**** Input rows

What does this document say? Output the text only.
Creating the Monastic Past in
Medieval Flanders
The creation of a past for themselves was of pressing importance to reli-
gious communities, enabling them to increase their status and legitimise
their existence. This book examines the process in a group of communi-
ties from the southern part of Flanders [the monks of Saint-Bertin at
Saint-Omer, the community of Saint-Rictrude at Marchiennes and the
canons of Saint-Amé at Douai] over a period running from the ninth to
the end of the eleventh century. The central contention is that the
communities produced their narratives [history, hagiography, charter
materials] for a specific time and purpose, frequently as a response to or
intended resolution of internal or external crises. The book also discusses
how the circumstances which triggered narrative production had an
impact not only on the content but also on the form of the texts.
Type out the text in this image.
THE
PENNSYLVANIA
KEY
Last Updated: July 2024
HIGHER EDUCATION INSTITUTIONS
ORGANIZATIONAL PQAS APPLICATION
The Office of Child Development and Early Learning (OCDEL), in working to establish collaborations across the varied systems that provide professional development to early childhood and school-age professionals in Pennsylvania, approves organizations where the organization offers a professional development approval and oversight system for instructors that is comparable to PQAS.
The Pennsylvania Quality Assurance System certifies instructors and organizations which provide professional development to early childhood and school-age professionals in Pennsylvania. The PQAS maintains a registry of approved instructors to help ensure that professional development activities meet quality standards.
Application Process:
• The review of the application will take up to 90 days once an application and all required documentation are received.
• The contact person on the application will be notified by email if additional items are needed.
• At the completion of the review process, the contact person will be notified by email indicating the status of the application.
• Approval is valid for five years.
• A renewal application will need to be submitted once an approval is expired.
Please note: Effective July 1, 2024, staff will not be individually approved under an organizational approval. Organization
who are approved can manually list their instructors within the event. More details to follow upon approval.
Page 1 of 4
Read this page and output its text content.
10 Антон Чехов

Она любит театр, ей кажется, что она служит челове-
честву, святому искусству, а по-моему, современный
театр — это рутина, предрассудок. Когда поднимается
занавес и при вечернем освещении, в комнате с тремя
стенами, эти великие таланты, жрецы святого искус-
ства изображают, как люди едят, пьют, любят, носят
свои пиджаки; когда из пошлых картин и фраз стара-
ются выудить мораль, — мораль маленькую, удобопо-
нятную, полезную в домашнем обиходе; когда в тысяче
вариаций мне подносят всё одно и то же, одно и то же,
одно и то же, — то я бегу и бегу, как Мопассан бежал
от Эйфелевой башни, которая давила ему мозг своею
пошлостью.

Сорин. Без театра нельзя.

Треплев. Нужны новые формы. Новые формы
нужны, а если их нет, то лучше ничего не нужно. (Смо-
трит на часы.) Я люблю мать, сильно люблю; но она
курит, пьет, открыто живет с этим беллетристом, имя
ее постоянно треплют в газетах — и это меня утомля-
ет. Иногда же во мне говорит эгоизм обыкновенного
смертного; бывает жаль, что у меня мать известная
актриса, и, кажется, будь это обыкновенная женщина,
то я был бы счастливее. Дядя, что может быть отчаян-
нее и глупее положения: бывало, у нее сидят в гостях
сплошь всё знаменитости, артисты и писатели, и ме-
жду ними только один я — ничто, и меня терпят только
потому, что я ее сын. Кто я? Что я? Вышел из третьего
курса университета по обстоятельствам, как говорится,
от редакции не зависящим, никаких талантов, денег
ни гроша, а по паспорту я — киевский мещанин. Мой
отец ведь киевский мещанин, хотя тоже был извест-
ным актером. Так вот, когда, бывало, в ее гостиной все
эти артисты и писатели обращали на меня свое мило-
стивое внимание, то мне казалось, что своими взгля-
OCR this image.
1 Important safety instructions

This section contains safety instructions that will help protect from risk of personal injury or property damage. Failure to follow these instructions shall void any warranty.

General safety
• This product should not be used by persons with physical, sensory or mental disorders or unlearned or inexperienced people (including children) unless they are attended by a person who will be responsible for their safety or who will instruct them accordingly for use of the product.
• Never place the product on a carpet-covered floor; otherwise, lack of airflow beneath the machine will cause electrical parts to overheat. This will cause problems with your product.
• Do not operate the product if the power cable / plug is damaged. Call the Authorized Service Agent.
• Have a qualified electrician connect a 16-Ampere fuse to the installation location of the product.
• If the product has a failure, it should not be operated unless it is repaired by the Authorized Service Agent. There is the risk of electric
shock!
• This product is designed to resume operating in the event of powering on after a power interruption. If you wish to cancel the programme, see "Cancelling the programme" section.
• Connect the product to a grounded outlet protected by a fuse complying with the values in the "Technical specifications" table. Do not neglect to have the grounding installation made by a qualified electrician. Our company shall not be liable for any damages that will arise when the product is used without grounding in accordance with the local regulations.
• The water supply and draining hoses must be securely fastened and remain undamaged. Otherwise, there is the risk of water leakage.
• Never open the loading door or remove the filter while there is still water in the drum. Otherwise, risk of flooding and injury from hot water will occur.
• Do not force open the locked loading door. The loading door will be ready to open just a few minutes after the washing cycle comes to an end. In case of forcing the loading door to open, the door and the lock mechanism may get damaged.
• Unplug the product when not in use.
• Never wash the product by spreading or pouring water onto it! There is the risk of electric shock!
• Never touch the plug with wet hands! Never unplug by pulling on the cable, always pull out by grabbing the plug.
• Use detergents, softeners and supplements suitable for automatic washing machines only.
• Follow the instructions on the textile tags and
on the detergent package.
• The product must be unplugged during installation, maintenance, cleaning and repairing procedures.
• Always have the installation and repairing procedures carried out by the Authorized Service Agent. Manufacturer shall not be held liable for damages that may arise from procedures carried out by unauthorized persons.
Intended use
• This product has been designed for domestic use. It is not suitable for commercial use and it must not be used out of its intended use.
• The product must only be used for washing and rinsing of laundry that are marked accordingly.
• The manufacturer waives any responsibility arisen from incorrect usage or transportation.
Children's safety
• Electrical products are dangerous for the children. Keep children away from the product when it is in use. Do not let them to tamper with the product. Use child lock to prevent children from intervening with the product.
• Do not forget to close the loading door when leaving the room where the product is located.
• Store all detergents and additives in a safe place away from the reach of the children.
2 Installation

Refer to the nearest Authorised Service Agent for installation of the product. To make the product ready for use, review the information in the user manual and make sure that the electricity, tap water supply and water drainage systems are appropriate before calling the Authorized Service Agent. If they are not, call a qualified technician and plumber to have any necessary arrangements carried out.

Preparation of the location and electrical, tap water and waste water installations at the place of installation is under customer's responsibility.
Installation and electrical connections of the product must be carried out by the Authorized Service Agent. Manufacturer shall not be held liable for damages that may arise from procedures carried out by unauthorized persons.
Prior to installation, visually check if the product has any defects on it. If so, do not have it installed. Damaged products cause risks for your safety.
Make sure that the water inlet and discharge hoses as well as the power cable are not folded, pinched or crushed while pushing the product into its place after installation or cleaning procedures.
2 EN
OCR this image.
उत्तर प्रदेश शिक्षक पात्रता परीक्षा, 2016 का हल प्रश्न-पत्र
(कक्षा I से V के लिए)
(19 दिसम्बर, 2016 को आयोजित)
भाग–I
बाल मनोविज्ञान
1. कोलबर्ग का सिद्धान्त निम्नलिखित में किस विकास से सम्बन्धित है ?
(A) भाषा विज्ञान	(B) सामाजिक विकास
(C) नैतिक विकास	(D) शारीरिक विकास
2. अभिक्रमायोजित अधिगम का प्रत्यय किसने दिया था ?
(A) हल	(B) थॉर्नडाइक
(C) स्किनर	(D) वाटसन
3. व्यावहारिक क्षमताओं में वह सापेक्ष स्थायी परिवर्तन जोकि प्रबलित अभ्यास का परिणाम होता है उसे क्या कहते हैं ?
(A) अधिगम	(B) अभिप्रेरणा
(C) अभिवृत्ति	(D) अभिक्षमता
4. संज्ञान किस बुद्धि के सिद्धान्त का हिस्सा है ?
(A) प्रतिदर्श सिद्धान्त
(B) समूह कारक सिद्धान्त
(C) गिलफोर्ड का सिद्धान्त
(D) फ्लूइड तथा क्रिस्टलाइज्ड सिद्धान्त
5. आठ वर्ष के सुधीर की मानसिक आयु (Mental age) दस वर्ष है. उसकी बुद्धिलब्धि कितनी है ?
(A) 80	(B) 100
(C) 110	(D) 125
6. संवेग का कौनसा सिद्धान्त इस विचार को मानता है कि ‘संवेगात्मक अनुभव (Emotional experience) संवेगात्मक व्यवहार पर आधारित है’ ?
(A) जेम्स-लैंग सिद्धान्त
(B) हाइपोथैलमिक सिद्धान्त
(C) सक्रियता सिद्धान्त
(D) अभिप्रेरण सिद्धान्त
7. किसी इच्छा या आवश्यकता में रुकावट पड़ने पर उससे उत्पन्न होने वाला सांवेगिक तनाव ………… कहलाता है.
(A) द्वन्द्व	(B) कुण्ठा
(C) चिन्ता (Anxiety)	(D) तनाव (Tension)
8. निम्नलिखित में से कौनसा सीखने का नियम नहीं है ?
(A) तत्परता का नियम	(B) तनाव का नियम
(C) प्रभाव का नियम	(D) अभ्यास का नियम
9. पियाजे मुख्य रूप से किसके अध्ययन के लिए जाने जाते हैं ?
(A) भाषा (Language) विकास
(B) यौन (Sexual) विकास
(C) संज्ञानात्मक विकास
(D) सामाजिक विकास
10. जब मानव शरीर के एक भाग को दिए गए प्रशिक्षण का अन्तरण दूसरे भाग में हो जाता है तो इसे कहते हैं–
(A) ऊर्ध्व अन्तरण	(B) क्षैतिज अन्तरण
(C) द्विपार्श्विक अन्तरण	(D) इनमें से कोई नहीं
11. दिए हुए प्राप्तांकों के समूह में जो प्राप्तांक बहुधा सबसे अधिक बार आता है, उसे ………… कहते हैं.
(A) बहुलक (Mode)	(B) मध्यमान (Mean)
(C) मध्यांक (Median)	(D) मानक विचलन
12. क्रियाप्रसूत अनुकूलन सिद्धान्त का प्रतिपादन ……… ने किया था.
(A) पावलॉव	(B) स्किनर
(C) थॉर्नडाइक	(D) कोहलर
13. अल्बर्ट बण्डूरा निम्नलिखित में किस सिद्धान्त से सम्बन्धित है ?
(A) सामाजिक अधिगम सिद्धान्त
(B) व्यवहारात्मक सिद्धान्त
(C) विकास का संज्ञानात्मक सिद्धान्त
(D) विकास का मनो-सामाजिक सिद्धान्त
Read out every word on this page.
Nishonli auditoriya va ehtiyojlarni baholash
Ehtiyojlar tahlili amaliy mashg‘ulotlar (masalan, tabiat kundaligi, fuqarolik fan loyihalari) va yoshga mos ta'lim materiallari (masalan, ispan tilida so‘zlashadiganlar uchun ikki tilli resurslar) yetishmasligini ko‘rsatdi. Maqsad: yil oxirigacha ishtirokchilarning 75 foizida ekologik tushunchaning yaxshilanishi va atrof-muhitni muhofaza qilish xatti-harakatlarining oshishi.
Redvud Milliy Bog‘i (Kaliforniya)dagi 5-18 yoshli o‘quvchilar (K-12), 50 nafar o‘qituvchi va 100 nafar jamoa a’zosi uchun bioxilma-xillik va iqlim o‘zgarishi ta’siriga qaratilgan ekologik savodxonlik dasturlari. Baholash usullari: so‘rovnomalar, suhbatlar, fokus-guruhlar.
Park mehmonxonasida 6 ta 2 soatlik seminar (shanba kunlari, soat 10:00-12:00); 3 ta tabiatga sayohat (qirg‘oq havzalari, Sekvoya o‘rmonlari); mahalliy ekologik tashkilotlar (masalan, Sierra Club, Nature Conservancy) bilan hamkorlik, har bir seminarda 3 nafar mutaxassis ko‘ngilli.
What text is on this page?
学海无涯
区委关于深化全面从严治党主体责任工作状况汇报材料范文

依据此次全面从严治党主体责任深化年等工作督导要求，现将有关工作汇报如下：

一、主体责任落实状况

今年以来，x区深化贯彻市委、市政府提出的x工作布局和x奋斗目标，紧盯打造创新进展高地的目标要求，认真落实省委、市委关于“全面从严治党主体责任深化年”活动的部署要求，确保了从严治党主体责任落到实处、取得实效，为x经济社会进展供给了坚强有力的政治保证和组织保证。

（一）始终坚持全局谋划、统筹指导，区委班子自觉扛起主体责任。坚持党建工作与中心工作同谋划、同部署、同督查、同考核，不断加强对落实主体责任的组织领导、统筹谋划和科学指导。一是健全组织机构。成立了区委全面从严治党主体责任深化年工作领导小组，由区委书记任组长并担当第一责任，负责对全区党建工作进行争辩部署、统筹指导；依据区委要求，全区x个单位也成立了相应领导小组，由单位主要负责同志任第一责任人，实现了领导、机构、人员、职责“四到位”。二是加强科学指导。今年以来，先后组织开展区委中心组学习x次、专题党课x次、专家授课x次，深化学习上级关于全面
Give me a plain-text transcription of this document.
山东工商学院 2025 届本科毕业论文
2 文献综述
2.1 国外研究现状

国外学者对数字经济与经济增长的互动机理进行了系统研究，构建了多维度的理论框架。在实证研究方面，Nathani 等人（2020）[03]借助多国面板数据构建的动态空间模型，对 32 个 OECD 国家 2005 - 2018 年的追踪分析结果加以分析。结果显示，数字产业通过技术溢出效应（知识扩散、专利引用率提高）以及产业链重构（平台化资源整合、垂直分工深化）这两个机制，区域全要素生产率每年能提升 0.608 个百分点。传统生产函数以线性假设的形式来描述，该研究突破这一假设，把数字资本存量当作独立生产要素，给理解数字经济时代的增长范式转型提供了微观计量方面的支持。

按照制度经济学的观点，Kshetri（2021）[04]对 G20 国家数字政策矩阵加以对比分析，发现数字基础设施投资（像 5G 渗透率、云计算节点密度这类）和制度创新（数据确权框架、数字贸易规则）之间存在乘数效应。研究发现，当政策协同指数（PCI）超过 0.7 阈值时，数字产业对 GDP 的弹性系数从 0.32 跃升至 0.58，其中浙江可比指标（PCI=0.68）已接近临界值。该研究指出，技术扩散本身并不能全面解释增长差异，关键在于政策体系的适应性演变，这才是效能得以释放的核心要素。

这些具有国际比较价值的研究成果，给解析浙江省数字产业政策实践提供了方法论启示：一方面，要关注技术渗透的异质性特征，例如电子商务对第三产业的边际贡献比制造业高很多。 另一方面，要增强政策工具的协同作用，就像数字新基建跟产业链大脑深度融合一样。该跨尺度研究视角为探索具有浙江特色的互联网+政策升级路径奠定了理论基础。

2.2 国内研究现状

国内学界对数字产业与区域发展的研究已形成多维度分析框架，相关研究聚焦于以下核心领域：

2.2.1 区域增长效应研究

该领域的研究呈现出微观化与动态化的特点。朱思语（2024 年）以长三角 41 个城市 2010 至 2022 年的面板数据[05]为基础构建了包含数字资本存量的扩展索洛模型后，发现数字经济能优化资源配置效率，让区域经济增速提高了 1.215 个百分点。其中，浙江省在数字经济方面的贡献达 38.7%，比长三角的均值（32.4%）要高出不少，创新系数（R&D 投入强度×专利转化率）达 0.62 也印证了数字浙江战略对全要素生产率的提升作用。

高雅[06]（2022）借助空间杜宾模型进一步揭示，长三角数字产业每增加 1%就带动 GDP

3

********

> [Exercise prompt]
Each line that holds the string "electrician" counts once; give the total and nothing else.

> [Output of the exercise]
2